• Records from a data source:
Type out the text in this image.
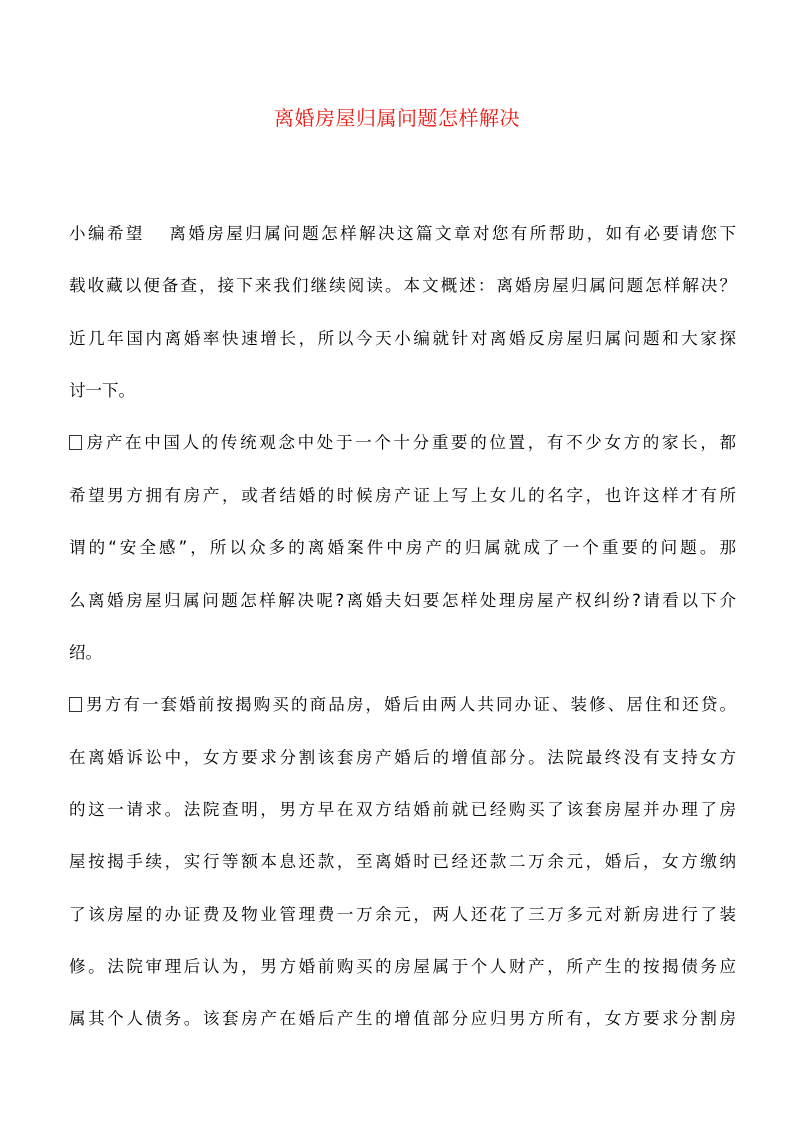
离婚房屋归属问题怎样解决
小编希望 离婚房屋归属问题怎样解决这篇文章对您有所帮助，如有必要请您下
载收藏以便备查，接下来我们继续阅读。本文概述：离婚房屋归属问题怎样解决？
近几年国内离婚率快速增长，所以今天小编就针对离婚反房屋归属问题和大家探
讨一下。
房产在中国人的传统观念中处于一个十分重要的位置，有不少女方的家长，都
希望男方拥有房产，或者结婚的时候房产证上写上女儿的名字，也许这样才有所
谓的“安全感”，所以众多的离婚案件中房产的归属就成了一个重要的问题。那
么离婚房屋归属问题怎样解决呢?离婚夫妇要怎样处理房屋产权纠纷?请看以下介
绍。
男方有一套婚前按揭购买的商品房，婚后由两人共同办证、装修、居住和还贷。
在离婚诉讼中，女方要求分割该套房产婚后的增值部分。法院最终没有支持女方
的这一请求。法院查明，男方早在双方结婚前就已经购买了该套房屋并办理了房
屋按揭手续，实行等额本息还款，至离婚时已经还款二万余元，婚后，女方缴纳
了该房屋的办证费及物业管理费一万余元，两人还花了三万多元对新房进行了装
修。法院审理后认为，男方婚前购买的房屋属于个人财产，所产生的按揭债务应
属其个人债务。该套房产在婚后产生的增值部分应归男方所有，女方要求分割房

• PROMPT: Set down the records in full and exactly. Do not carry over any image.

• OUTPUT FOR THIS TASK:
Type out the text in this image.
离婚房屋归属问题怎样解决
小编希望 离婚房屋归属问题怎样解决这篇文章对您有所帮助，如有必要请您下
载收藏以便备查，接下来我们继续阅读。本文概述：离婚房屋归属问题怎样解决？
近几年国内离婚率快速增长，所以今天小编就针对离婚反房屋归属问题和大家探
讨一下。
房产在中国人的传统观念中处于一个十分重要的位置，有不少女方的家长，都
希望男方拥有房产，或者结婚的时候房产证上写上女儿的名字，也许这样才有所
谓的“安全感”，所以众多的离婚案件中房产的归属就成了一个重要的问题。那
么离婚房屋归属问题怎样解决呢?离婚夫妇要怎样处理房屋产权纠纷?请看以下介
绍。
男方有一套婚前按揭购买的商品房，婚后由两人共同办证、装修、居住和还贷。
在离婚诉讼中，女方要求分割该套房产婚后的增值部分。法院最终没有支持女方
的这一请求。法院查明，男方早在双方结婚前就已经购买了该套房屋并办理了房
屋按揭手续，实行等额本息还款，至离婚时已经还款二万余元，婚后，女方缴纳
了该房屋的办证费及物业管理费一万余元，两人还花了三万多元对新房进行了装
修。法院审理后认为，男方婚前购买的房屋属于个人财产，所产生的按揭债务应
属其个人债务。该套房产在婚后产生的增值部分应归男方所有，女方要求分割房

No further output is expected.